• **Instructions for the task**
Output the full listing word for word.

(Figure contents as structured data)
◇ ◇ ◇ ◇
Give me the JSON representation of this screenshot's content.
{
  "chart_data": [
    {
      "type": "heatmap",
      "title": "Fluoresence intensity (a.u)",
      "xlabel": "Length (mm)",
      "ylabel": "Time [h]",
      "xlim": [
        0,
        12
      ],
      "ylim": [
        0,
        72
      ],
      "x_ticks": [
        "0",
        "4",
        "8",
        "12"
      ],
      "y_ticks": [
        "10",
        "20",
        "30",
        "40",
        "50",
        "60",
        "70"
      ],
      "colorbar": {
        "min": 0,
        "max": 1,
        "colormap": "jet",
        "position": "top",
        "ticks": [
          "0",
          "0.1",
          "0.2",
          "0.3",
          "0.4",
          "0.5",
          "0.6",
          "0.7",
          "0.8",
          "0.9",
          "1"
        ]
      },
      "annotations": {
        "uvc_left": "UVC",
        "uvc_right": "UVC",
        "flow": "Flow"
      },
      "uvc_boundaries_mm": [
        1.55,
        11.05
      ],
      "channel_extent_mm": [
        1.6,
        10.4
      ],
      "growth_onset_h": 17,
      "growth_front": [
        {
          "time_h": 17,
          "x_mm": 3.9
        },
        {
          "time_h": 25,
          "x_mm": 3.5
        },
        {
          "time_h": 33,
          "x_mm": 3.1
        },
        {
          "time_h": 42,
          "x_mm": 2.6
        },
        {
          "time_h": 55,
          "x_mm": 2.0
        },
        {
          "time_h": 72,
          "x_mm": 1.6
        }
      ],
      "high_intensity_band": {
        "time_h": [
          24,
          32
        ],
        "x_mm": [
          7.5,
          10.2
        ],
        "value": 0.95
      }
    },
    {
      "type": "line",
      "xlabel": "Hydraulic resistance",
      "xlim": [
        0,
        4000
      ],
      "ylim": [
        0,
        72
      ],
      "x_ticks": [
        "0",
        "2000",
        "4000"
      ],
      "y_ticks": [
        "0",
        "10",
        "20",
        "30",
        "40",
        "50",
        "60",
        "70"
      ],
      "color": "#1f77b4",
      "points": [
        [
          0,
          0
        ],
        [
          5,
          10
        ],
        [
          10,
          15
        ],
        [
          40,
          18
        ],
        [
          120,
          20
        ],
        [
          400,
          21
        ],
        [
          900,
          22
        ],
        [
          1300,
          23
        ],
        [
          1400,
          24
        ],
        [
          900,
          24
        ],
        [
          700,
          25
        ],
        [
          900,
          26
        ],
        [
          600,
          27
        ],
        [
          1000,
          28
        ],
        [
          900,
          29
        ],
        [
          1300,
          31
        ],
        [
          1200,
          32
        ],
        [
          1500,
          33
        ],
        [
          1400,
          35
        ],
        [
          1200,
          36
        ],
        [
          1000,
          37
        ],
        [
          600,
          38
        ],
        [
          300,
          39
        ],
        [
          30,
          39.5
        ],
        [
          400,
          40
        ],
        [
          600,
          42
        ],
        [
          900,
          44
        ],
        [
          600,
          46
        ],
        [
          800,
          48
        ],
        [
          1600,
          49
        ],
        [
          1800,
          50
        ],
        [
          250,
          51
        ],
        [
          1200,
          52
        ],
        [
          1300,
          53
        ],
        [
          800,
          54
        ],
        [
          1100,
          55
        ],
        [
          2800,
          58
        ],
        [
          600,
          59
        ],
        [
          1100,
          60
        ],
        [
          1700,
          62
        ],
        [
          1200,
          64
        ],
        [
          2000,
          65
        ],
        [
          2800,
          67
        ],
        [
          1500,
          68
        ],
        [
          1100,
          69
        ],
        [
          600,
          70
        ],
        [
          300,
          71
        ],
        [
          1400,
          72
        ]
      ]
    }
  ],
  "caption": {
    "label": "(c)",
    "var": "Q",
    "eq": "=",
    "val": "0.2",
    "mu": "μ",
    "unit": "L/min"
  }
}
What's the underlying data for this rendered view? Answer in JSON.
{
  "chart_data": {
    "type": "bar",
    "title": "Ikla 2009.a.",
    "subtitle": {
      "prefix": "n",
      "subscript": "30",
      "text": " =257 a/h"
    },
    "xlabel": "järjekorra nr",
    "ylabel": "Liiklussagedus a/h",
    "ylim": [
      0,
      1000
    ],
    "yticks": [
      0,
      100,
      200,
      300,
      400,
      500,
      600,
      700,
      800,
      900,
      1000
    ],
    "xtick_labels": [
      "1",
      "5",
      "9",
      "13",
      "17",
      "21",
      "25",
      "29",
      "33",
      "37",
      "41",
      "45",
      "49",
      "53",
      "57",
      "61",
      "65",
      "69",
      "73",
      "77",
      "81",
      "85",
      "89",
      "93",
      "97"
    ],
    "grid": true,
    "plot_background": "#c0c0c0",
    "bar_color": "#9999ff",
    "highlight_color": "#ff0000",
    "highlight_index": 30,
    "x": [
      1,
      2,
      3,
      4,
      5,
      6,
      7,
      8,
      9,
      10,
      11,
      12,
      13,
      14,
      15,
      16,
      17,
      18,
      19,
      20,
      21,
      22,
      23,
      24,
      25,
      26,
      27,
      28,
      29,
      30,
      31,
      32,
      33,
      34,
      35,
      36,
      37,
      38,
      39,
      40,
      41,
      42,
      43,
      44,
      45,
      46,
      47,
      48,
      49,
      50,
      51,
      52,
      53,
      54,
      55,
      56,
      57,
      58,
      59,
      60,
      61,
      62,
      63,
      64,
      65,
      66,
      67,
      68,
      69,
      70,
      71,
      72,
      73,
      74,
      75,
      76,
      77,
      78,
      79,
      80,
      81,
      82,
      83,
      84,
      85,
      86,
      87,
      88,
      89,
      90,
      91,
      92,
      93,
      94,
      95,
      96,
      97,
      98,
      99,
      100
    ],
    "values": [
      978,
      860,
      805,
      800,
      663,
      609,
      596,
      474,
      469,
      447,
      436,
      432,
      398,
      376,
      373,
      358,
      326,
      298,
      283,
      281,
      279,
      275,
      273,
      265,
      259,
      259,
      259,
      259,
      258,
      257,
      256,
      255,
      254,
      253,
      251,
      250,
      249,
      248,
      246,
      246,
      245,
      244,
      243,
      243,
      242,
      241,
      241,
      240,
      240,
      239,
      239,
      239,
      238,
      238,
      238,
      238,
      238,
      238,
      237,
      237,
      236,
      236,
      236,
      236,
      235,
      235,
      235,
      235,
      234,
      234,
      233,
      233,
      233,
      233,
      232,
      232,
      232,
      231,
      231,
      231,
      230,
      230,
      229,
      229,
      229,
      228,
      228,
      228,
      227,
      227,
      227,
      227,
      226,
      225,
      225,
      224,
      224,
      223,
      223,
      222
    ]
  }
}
◇ ◇ ◇ ◇
• **Response**
Give me the JSON representation of this screenshot's content.
{
  "chart_data": [
    {
      "type": "heatmap",
      "title": "Fluoresence intensity (a.u)",
      "xlabel": "Length (mm)",
      "ylabel": "Time [h]",
      "xlim": [
        0,
        12
      ],
      "ylim": [
        0,
        72
      ],
      "x_ticks": [
        "0",
        "4",
        "8",
        "12"
      ],
      "y_ticks": [
        "10",
        "20",
        "30",
        "40",
        "50",
        "60",
        "70"
      ],
      "colorbar": {
        "min": 0,
        "max": 1,
        "colormap": "jet",
        "position": "top",
        "ticks": [
          "0",
          "0.1",
          "0.2",
          "0.3",
          "0.4",
          "0.5",
          "0.6",
          "0.7",
          "0.8",
          "0.9",
          "1"
        ]
      },
      "annotations": {
        "uvc_left": "UVC",
        "uvc_right": "UVC",
        "flow": "Flow"
      },
      "uvc_boundaries_mm": [
        1.55,
        11.05
      ],
      "channel_extent_mm": [
        1.6,
        10.4
      ],
      "growth_onset_h": 17,
      "growth_front": [
        {
          "time_h": 17,
          "x_mm": 3.9
        },
        {
          "time_h": 25,
          "x_mm": 3.5
        },
        {
          "time_h": 33,
          "x_mm": 3.1
        },
        {
          "time_h": 42,
          "x_mm": 2.6
        },
        {
          "time_h": 55,
          "x_mm": 2.0
        },
        {
          "time_h": 72,
          "x_mm": 1.6
        }
      ],
      "high_intensity_band": {
        "time_h": [
          24,
          32
        ],
        "x_mm": [
          7.5,
          10.2
        ],
        "value": 0.95
      }
    },
    {
      "type": "line",
      "xlabel": "Hydraulic resistance",
      "xlim": [
        0,
        4000
      ],
      "ylim": [
        0,
        72
      ],
      "x_ticks": [
        "0",
        "2000",
        "4000"
      ],
      "y_ticks": [
        "0",
        "10",
        "20",
        "30",
        "40",
        "50",
        "60",
        "70"
      ],
      "color": "#1f77b4",
      "points": [
        [
          0,
          0
        ],
        [
          5,
          10
        ],
        [
          10,
          15
        ],
        [
          40,
          18
        ],
        [
          120,
          20
        ],
        [
          400,
          21
        ],
        [
          900,
          22
        ],
        [
          1300,
          23
        ],
        [
          1400,
          24
        ],
        [
          900,
          24
        ],
        [
          700,
          25
        ],
        [
          900,
          26
        ],
        [
          600,
          27
        ],
        [
          1000,
          28
        ],
        [
          900,
          29
        ],
        [
          1300,
          31
        ],
        [
          1200,
          32
        ],
        [
          1500,
          33
        ],
        [
          1400,
          35
        ],
        [
          1200,
          36
        ],
        [
          1000,
          37
        ],
        [
          600,
          38
        ],
        [
          300,
          39
        ],
        [
          30,
          39.5
        ],
        [
          400,
          40
        ],
        [
          600,
          42
        ],
        [
          900,
          44
        ],
        [
          600,
          46
        ],
        [
          800,
          48
        ],
        [
          1600,
          49
        ],
        [
          1800,
          50
        ],
        [
          250,
          51
        ],
        [
          1200,
          52
        ],
        [
          1300,
          53
        ],
        [
          800,
          54
        ],
        [
          1100,
          55
        ],
        [
          2800,
          58
        ],
        [
          600,
          59
        ],
        [
          1100,
          60
        ],
        [
          1700,
          62
        ],
        [
          1200,
          64
        ],
        [
          2000,
          65
        ],
        [
          2800,
          67
        ],
        [
          1500,
          68
        ],
        [
          1100,
          69
        ],
        [
          600,
          70
        ],
        [
          300,
          71
        ],
        [
          1400,
          72
        ]
      ]
    }
  ],
  "caption": {
    "label": "(c)",
    "var": "Q",
    "eq": "=",
    "val": "0.2",
    "mu": "μ",
    "unit": "L/min"
  }
}
What's the underlying data for this rendered view? Answer in JSON.
{
  "chart_data": {
    "type": "bar",
    "title": "Ikla 2009.a.",
    "subtitle": {
      "prefix": "n",
      "subscript": "30",
      "text": " =257 a/h"
    },
    "xlabel": "järjekorra nr",
    "ylabel": "Liiklussagedus a/h",
    "ylim": [
      0,
      1000
    ],
    "yticks": [
      0,
      100,
      200,
      300,
      400,
      500,
      600,
      700,
      800,
      900,
      1000
    ],
    "xtick_labels": [
      "1",
      "5",
      "9",
      "13",
      "17",
      "21",
      "25",
      "29",
      "33",
      "37",
      "41",
      "45",
      "49",
      "53",
      "57",
      "61",
      "65",
      "69",
      "73",
      "77",
      "81",
      "85",
      "89",
      "93",
      "97"
    ],
    "grid": true,
    "plot_background": "#c0c0c0",
    "bar_color": "#9999ff",
    "highlight_color": "#ff0000",
    "highlight_index": 30,
    "x": [
      1,
      2,
      3,
      4,
      5,
      6,
      7,
      8,
      9,
      10,
      11,
      12,
      13,
      14,
      15,
      16,
      17,
      18,
      19,
      20,
      21,
      22,
      23,
      24,
      25,
      26,
      27,
      28,
      29,
      30,
      31,
      32,
      33,
      34,
      35,
      36,
      37,
      38,
      39,
      40,
      41,
      42,
      43,
      44,
      45,
      46,
      47,
      48,
      49,
      50,
      51,
      52,
      53,
      54,
      55,
      56,
      57,
      58,
      59,
      60,
      61,
      62,
      63,
      64,
      65,
      66,
      67,
      68,
      69,
      70,
      71,
      72,
      73,
      74,
      75,
      76,
      77,
      78,
      79,
      80,
      81,
      82,
      83,
      84,
      85,
      86,
      87,
      88,
      89,
      90,
      91,
      92,
      93,
      94,
      95,
      96,
      97,
      98,
      99,
      100
    ],
    "values": [
      978,
      860,
      805,
      800,
      663,
      609,
      596,
      474,
      469,
      447,
      436,
      432,
      398,
      376,
      373,
      358,
      326,
      298,
      283,
      281,
      279,
      275,
      273,
      265,
      259,
      259,
      259,
      259,
      258,
      257,
      256,
      255,
      254,
      253,
      251,
      250,
      249,
      248,
      246,
      246,
      245,
      244,
      243,
      243,
      242,
      241,
      241,
      240,
      240,
      239,
      239,
      239,
      238,
      238,
      238,
      238,
      238,
      238,
      237,
      237,
      236,
      236,
      236,
      236,
      235,
      235,
      235,
      235,
      234,
      234,
      233,
      233,
      233,
      233,
      232,
      232,
      232,
      231,
      231,
      231,
      230,
      230,
      229,
      229,
      229,
      228,
      228,
      228,
      227,
      227,
      227,
      227,
      226,
      225,
      225,
      224,
      224,
      223,
      223,
      222
    ]
  }
}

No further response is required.